[WHAT IS ASKED] Find each line containing the string "LETA". Copy it.

[SUPPLIED RECORDS]
--- start ---

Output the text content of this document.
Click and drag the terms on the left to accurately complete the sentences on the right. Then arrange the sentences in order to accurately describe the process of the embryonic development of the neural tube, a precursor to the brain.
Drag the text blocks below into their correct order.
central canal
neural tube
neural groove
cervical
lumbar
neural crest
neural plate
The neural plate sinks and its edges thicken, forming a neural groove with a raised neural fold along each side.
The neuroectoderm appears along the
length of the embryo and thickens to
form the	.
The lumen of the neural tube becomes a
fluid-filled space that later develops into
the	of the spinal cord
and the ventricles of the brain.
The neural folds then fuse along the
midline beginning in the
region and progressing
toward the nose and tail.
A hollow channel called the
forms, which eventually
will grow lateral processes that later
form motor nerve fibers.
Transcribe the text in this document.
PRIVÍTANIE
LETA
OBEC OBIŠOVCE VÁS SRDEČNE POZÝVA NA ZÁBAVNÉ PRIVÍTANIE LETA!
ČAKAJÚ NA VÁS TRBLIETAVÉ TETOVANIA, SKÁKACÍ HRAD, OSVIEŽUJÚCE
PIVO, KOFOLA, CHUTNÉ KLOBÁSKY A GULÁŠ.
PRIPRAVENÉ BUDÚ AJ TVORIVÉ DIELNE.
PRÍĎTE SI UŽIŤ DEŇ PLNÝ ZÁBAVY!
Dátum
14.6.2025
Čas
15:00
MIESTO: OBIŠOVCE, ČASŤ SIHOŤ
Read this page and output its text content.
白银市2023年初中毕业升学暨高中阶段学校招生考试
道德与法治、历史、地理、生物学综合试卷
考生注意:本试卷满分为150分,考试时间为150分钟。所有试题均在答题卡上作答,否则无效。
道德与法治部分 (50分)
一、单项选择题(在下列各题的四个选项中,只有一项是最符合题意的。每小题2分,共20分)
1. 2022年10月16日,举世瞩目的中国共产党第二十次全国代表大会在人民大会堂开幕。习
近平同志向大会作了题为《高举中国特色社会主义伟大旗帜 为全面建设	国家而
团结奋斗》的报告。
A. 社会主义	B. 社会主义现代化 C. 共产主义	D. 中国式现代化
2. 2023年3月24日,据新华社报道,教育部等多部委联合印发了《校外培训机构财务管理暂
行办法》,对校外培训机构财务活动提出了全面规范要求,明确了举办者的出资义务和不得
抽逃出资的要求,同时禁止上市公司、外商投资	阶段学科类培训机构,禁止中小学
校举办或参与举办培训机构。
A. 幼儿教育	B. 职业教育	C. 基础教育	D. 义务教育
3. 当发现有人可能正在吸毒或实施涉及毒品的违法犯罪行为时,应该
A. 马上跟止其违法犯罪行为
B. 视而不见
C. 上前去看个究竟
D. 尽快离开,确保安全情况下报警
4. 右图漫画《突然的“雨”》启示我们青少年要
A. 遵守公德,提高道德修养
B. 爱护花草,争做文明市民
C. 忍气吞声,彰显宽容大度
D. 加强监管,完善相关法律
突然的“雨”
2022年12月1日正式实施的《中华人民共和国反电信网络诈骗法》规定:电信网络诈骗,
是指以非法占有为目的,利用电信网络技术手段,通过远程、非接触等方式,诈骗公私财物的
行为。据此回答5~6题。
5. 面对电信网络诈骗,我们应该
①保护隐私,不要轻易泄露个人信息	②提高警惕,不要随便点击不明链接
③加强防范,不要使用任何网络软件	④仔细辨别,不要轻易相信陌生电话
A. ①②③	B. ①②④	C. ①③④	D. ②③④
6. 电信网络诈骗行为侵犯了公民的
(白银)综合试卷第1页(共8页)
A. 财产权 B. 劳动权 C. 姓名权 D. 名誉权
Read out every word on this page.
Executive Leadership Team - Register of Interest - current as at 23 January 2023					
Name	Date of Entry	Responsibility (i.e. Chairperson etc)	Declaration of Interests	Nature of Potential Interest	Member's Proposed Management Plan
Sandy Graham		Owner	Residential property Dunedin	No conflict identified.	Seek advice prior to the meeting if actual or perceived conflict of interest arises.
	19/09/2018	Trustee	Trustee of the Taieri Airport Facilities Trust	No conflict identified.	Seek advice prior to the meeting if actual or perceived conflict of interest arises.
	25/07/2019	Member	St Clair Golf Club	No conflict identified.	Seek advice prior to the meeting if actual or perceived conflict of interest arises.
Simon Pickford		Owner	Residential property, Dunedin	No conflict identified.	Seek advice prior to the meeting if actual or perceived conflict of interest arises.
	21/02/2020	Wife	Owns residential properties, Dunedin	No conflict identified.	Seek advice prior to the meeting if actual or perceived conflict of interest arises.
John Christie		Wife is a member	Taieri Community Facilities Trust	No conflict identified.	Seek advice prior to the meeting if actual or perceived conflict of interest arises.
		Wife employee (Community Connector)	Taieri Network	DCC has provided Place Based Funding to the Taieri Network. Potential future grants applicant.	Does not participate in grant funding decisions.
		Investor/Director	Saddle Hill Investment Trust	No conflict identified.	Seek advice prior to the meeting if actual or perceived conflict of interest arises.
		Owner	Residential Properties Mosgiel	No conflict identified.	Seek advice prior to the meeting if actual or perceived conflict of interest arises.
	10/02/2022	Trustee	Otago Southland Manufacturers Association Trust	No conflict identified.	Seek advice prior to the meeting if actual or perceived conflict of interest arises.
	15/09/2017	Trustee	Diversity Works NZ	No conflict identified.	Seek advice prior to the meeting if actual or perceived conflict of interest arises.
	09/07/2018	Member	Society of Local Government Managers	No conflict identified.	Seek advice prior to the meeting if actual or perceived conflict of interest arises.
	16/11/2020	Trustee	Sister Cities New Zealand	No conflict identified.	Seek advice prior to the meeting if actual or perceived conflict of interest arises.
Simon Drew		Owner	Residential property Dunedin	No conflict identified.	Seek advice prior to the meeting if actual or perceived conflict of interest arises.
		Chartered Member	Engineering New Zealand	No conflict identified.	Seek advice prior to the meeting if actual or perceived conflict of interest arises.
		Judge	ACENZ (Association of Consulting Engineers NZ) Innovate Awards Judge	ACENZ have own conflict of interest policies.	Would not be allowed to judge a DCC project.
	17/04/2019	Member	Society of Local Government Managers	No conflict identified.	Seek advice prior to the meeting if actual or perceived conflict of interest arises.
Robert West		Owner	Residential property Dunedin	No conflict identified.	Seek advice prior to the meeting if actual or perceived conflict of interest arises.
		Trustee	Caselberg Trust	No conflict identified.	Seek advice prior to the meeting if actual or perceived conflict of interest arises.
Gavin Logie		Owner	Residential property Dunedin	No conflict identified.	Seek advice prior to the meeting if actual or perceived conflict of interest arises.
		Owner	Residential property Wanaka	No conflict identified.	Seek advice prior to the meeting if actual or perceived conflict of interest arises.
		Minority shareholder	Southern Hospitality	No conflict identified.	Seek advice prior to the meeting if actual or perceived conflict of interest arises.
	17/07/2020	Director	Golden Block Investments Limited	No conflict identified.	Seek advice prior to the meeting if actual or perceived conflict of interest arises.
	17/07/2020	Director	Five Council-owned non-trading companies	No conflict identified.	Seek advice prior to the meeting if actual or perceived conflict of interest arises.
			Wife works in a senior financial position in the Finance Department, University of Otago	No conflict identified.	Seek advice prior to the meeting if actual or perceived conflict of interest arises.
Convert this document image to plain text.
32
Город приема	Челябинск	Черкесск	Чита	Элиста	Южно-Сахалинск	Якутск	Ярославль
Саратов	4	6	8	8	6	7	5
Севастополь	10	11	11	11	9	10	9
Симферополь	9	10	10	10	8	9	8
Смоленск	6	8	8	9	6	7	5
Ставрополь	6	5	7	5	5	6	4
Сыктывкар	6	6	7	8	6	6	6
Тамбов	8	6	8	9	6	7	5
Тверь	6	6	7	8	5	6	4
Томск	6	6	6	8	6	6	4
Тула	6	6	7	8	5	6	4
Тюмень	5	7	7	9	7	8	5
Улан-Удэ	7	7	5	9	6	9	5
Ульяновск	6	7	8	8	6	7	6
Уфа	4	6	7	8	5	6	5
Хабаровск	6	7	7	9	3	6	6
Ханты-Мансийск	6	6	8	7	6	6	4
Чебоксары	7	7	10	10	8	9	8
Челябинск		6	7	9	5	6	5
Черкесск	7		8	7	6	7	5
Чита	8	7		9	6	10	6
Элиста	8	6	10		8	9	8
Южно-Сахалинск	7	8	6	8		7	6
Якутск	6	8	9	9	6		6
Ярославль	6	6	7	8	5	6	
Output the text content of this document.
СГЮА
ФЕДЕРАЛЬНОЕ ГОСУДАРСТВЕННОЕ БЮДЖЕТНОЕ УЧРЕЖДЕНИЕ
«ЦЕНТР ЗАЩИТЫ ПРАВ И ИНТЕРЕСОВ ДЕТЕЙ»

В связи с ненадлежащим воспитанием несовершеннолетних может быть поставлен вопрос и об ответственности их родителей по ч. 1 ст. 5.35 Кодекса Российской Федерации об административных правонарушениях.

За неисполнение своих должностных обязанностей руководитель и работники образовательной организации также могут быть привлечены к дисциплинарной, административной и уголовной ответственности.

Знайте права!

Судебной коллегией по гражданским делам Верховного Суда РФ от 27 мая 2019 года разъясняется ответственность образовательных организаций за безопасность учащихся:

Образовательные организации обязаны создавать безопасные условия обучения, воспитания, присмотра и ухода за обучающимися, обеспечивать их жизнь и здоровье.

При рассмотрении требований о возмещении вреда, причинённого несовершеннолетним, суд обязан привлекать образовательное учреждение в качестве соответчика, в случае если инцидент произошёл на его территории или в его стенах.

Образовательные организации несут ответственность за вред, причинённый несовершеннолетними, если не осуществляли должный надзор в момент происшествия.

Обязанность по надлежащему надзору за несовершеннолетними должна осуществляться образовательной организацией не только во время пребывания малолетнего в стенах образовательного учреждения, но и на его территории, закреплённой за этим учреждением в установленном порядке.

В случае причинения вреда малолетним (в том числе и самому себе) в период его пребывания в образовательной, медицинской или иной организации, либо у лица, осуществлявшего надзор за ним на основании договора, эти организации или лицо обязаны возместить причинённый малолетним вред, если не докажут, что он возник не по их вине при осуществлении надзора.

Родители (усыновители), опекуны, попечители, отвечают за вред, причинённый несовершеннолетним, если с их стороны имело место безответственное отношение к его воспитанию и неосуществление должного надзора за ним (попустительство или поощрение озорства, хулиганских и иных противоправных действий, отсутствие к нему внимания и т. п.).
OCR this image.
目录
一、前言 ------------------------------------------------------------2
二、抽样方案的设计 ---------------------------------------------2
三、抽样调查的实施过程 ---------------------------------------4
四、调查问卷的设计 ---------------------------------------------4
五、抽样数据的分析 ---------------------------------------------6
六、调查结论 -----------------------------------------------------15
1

--- end ---

[EXPECTED OUTPUT]
LETA
OBEC OBIŠOVCE VÁS SRDEČNE POZÝVA NA ZÁBAVNÉ PRIVÍTANIE LETA!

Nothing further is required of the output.